Activity. Read through the records. Copy each line that has the word "wenn".

Entries taken from a collection
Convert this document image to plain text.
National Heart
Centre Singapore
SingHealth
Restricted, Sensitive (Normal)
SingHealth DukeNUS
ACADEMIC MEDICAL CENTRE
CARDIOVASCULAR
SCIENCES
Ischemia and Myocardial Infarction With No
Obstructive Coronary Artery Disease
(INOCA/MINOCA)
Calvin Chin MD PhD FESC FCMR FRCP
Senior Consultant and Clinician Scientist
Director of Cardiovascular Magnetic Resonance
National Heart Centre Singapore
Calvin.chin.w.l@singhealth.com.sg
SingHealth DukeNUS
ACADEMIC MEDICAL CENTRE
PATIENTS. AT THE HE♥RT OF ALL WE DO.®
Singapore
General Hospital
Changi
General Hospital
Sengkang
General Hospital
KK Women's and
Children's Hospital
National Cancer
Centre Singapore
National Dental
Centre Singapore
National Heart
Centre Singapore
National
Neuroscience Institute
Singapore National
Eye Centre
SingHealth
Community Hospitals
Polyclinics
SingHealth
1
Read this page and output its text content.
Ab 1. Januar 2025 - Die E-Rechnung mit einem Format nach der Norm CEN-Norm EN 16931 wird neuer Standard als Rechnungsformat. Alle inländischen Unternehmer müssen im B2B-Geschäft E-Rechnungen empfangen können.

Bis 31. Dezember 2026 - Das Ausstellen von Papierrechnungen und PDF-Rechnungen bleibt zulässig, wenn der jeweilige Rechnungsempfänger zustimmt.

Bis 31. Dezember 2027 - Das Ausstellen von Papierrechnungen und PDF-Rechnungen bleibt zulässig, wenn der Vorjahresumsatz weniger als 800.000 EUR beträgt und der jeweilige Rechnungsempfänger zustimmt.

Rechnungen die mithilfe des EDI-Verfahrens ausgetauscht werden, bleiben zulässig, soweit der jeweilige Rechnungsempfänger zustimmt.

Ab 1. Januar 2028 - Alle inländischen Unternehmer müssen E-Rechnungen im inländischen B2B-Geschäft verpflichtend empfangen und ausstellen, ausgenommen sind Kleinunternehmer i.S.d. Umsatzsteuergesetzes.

Answer section.
Bis 31. Dezember 2026 - Das Ausstellen von Papierrechnungen und PDF-Rechnungen bleibt zulässig, wenn der jeweilige Rechnungsempfänger zustimmt.
Bis 31. Dezember 2027 - Das Ausstellen von Papierrechnungen und PDF-Rechnungen bleibt zulässig, wenn der Vorjahresumsatz weniger als 800.000 EUR beträgt und der jeweilige Rechnungsempfänger zustimmt.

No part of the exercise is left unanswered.